DO THIS: Exactly repeat the material, dropping only the pictures.

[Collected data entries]
** START **
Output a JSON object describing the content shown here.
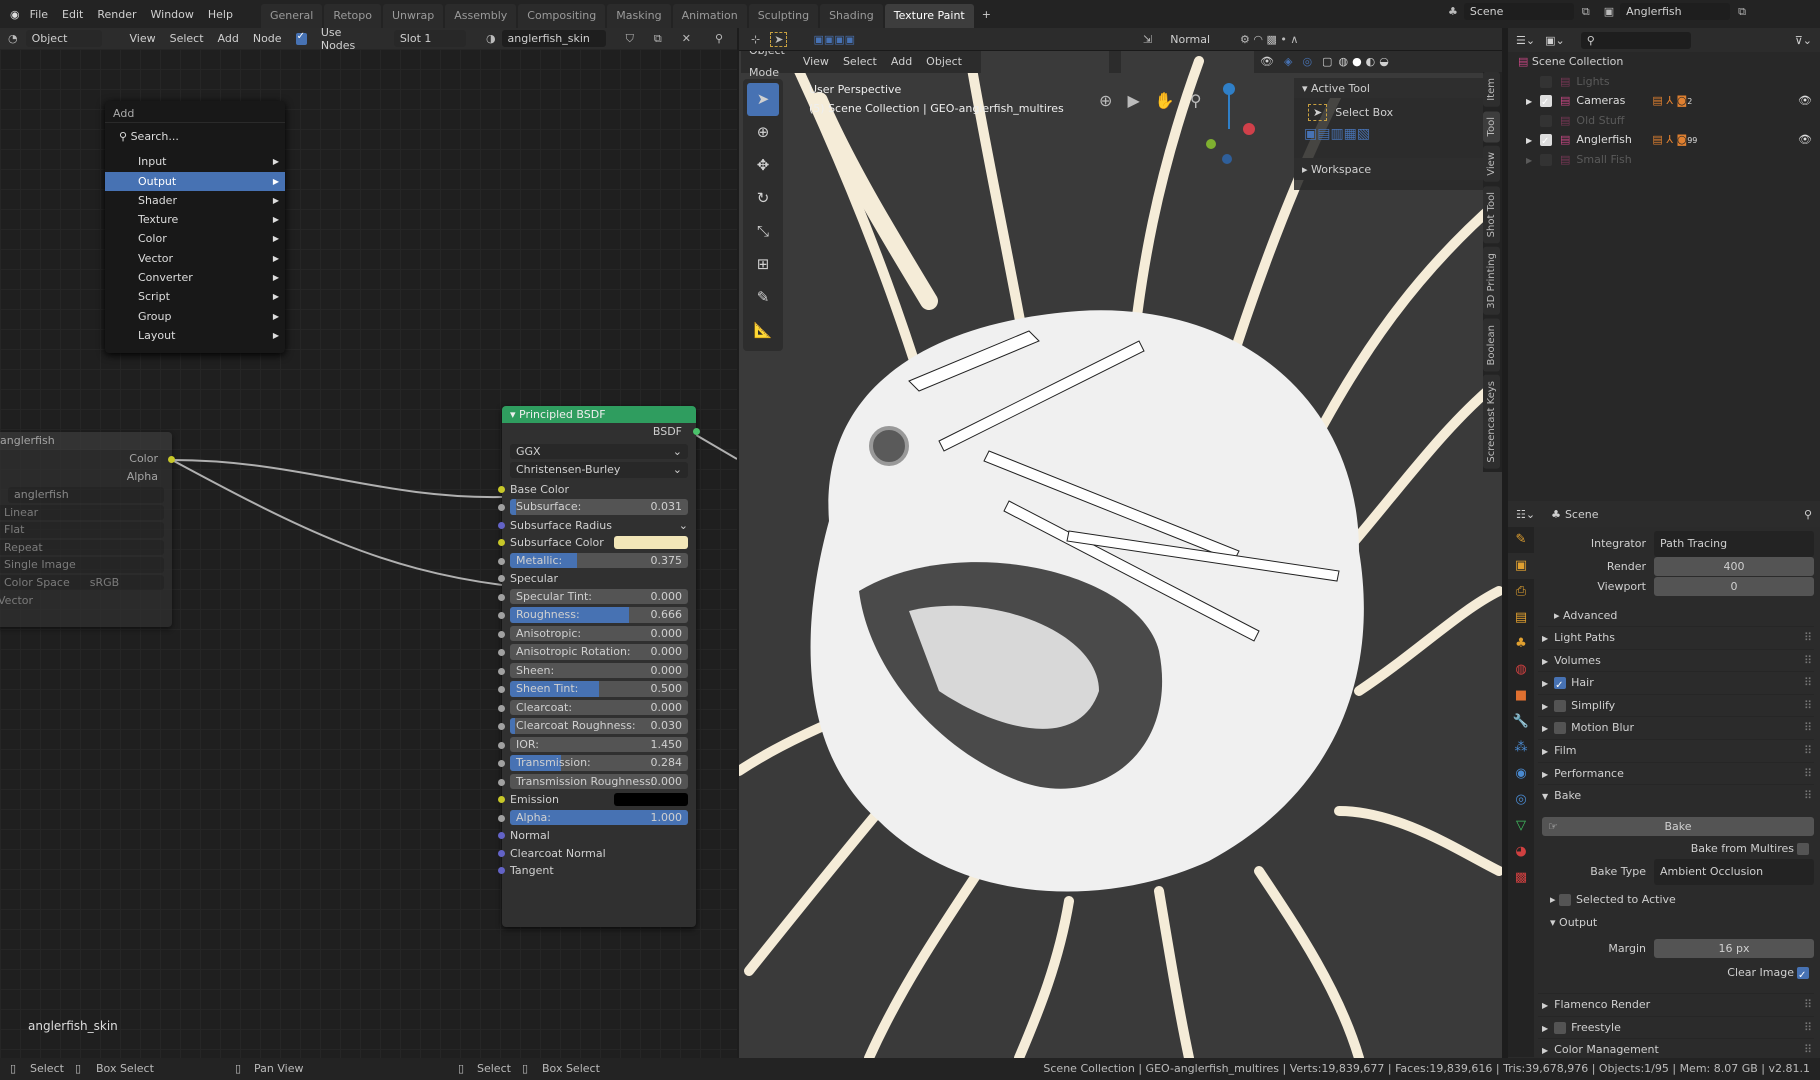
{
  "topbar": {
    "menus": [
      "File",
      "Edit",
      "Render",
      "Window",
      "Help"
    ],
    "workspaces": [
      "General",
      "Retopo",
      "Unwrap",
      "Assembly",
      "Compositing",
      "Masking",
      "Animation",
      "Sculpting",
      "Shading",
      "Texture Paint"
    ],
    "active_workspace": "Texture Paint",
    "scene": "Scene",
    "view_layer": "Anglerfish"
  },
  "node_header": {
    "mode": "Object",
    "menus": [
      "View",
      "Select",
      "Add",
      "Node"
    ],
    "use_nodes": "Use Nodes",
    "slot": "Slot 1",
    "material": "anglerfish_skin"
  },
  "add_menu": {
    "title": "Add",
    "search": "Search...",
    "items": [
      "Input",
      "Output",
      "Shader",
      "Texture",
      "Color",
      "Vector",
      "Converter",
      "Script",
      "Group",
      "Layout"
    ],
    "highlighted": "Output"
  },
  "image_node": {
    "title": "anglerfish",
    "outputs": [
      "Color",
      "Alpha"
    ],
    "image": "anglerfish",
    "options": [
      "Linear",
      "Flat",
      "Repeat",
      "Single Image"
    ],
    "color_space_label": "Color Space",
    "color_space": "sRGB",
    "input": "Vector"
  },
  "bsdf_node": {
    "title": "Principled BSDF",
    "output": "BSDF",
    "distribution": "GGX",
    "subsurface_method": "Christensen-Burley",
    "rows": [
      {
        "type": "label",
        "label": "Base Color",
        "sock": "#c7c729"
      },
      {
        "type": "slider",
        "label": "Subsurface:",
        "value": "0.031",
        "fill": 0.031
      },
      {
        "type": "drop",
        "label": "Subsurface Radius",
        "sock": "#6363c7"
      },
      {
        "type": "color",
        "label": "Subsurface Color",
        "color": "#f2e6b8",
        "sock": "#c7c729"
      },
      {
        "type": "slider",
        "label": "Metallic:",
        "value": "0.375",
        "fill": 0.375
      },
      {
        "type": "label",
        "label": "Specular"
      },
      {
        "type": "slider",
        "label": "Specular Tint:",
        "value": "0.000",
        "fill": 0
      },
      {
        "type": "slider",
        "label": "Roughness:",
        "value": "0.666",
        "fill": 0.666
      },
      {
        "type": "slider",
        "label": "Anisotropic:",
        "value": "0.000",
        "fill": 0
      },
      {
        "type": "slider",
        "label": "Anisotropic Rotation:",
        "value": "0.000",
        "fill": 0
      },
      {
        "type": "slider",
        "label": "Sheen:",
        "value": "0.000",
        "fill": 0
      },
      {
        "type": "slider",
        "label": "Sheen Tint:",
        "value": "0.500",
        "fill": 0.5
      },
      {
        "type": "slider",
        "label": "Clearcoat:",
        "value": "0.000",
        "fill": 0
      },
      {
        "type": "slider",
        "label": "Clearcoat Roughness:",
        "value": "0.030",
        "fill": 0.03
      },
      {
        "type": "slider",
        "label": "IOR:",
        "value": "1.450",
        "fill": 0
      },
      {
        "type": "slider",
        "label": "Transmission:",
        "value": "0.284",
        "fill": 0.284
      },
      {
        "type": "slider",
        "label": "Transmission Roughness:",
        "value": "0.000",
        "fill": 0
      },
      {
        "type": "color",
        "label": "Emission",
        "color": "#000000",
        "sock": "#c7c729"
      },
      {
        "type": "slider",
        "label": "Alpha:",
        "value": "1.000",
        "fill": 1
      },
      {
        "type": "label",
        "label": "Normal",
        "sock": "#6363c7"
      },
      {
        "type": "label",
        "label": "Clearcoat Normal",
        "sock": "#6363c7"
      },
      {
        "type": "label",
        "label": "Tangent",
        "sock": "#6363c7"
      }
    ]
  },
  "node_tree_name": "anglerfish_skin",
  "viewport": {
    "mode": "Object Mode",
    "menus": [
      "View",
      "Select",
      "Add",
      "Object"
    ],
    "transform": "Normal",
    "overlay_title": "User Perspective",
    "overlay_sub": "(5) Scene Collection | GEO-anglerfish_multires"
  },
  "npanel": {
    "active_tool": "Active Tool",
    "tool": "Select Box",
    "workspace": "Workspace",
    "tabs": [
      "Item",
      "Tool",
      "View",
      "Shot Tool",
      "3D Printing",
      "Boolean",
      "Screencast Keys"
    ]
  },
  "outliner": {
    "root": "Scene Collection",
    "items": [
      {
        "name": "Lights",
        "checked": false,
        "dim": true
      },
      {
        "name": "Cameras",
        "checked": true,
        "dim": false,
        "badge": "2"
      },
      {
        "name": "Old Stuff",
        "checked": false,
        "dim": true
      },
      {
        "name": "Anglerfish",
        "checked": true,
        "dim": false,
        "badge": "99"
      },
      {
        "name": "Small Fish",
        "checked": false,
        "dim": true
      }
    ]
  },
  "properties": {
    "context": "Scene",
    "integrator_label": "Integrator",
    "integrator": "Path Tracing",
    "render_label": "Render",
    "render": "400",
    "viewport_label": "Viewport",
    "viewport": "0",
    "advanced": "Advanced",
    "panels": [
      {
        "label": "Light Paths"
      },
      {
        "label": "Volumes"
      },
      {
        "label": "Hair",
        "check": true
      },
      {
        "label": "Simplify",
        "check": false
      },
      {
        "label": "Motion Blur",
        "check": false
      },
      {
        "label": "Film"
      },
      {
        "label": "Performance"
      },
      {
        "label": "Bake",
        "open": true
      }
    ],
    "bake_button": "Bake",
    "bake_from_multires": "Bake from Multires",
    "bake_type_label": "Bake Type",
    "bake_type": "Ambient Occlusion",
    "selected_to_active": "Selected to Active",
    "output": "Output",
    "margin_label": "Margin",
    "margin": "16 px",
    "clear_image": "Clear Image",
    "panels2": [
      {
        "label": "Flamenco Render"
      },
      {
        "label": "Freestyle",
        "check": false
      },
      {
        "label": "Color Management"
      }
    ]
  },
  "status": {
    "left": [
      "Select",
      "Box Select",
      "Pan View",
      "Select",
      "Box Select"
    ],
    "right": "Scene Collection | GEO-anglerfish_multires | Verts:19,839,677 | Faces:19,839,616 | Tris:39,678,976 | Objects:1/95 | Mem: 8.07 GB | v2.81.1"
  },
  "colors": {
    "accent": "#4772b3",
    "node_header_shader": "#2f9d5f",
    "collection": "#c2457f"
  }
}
** END **
ANSWER:
Output a JSON object describing the content shown here.
{
  "topbar": {
    "menus": [
      "File",
      "Edit",
      "Render",
      "Window",
      "Help"
    ],
    "workspaces": [
      "General",
      "Retopo",
      "Unwrap",
      "Assembly",
      "Compositing",
      "Masking",
      "Animation",
      "Sculpting",
      "Shading",
      "Texture Paint"
    ],
    "active_workspace": "Texture Paint",
    "scene": "Scene",
    "view_layer": "Anglerfish"
  },
  "node_header": {
    "mode": "Object",
    "menus": [
      "View",
      "Select",
      "Add",
      "Node"
    ],
    "use_nodes": "Use Nodes",
    "slot": "Slot 1",
    "material": "anglerfish_skin"
  },
  "add_menu": {
    "title": "Add",
    "search": "Search...",
    "items": [
      "Input",
      "Output",
      "Shader",
      "Texture",
      "Color",
      "Vector",
      "Converter",
      "Script",
      "Group",
      "Layout"
    ],
    "highlighted": "Output"
  },
  "image_node": {
    "title": "anglerfish",
    "outputs": [
      "Color",
      "Alpha"
    ],
    "image": "anglerfish",
    "options": [
      "Linear",
      "Flat",
      "Repeat",
      "Single Image"
    ],
    "color_space_label": "Color Space",
    "color_space": "sRGB",
    "input": "Vector"
  },
  "bsdf_node": {
    "title": "Principled BSDF",
    "output": "BSDF",
    "distribution": "GGX",
    "subsurface_method": "Christensen-Burley",
    "rows": [
      {
        "type": "label",
        "label": "Base Color",
        "sock": "#c7c729"
      },
      {
        "type": "slider",
        "label": "Subsurface:",
        "value": "0.031",
        "fill": 0.031
      },
      {
        "type": "drop",
        "label": "Subsurface Radius",
        "sock": "#6363c7"
      },
      {
        "type": "color",
        "label": "Subsurface Color",
        "color": "#f2e6b8",
        "sock": "#c7c729"
      },
      {
        "type": "slider",
        "label": "Metallic:",
        "value": "0.375",
        "fill": 0.375
      },
      {
        "type": "label",
        "label": "Specular"
      },
      {
        "type": "slider",
        "label": "Specular Tint:",
        "value": "0.000",
        "fill": 0
      },
      {
        "type": "slider",
        "label": "Roughness:",
        "value": "0.666",
        "fill": 0.666
      },
      {
        "type": "slider",
        "label": "Anisotropic:",
        "value": "0.000",
        "fill": 0
      },
      {
        "type": "slider",
        "label": "Anisotropic Rotation:",
        "value": "0.000",
        "fill": 0
      },
      {
        "type": "slider",
        "label": "Sheen:",
        "value": "0.000",
        "fill": 0
      },
      {
        "type": "slider",
        "label": "Sheen Tint:",
        "value": "0.500",
        "fill": 0.5
      },
      {
        "type": "slider",
        "label": "Clearcoat:",
        "value": "0.000",
        "fill": 0
      },
      {
        "type": "slider",
        "label": "Clearcoat Roughness:",
        "value": "0.030",
        "fill": 0.03
      },
      {
        "type": "slider",
        "label": "IOR:",
        "value": "1.450",
        "fill": 0
      },
      {
        "type": "slider",
        "label": "Transmission:",
        "value": "0.284",
        "fill": 0.284
      },
      {
        "type": "slider",
        "label": "Transmission Roughness:",
        "value": "0.000",
        "fill": 0
      },
      {
        "type": "color",
        "label": "Emission",
        "color": "#000000",
        "sock": "#c7c729"
      },
      {
        "type": "slider",
        "label": "Alpha:",
        "value": "1.000",
        "fill": 1
      },
      {
        "type": "label",
        "label": "Normal",
        "sock": "#6363c7"
      },
      {
        "type": "label",
        "label": "Clearcoat Normal",
        "sock": "#6363c7"
      },
      {
        "type": "label",
        "label": "Tangent",
        "sock": "#6363c7"
      }
    ]
  },
  "node_tree_name": "anglerfish_skin",
  "viewport": {
    "mode": "Object Mode",
    "menus": [
      "View",
      "Select",
      "Add",
      "Object"
    ],
    "transform": "Normal",
    "overlay_title": "User Perspective",
    "overlay_sub": "(5) Scene Collection | GEO-anglerfish_multires"
  },
  "npanel": {
    "active_tool": "Active Tool",
    "tool": "Select Box",
    "workspace": "Workspace",
    "tabs": [
      "Item",
      "Tool",
      "View",
      "Shot Tool",
      "3D Printing",
      "Boolean",
      "Screencast Keys"
    ]
  },
  "outliner": {
    "root": "Scene Collection",
    "items": [
      {
        "name": "Lights",
        "checked": false,
        "dim": true
      },
      {
        "name": "Cameras",
        "checked": true,
        "dim": false,
        "badge": "2"
      },
      {
        "name": "Old Stuff",
        "checked": false,
        "dim": true
      },
      {
        "name": "Anglerfish",
        "checked": true,
        "dim": false,
        "badge": "99"
      },
      {
        "name": "Small Fish",
        "checked": false,
        "dim": true
      }
    ]
  },
  "properties": {
    "context": "Scene",
    "integrator_label": "Integrator",
    "integrator": "Path Tracing",
    "render_label": "Render",
    "render": "400",
    "viewport_label": "Viewport",
    "viewport": "0",
    "advanced": "Advanced",
    "panels": [
      {
        "label": "Light Paths"
      },
      {
        "label": "Volumes"
      },
      {
        "label": "Hair",
        "check": true
      },
      {
        "label": "Simplify",
        "check": false
      },
      {
        "label": "Motion Blur",
        "check": false
      },
      {
        "label": "Film"
      },
      {
        "label": "Performance"
      },
      {
        "label": "Bake",
        "open": true
      }
    ],
    "bake_button": "Bake",
    "bake_from_multires": "Bake from Multires",
    "bake_type_label": "Bake Type",
    "bake_type": "Ambient Occlusion",
    "selected_to_active": "Selected to Active",
    "output": "Output",
    "margin_label": "Margin",
    "margin": "16 px",
    "clear_image": "Clear Image",
    "panels2": [
      {
        "label": "Flamenco Render"
      },
      {
        "label": "Freestyle",
        "check": false
      },
      {
        "label": "Color Management"
      }
    ]
  },
  "status": {
    "left": [
      "Select",
      "Box Select",
      "Pan View",
      "Select",
      "Box Select"
    ],
    "right": "Scene Collection | GEO-anglerfish_multires | Verts:19,839,677 | Faces:19,839,616 | Tris:39,678,976 | Objects:1/95 | Mem: 8.07 GB | v2.81.1"
  },
  "colors": {
    "accent": "#4772b3",
    "node_header_shader": "#2f9d5f",
    "collection": "#c2457f"
  }
}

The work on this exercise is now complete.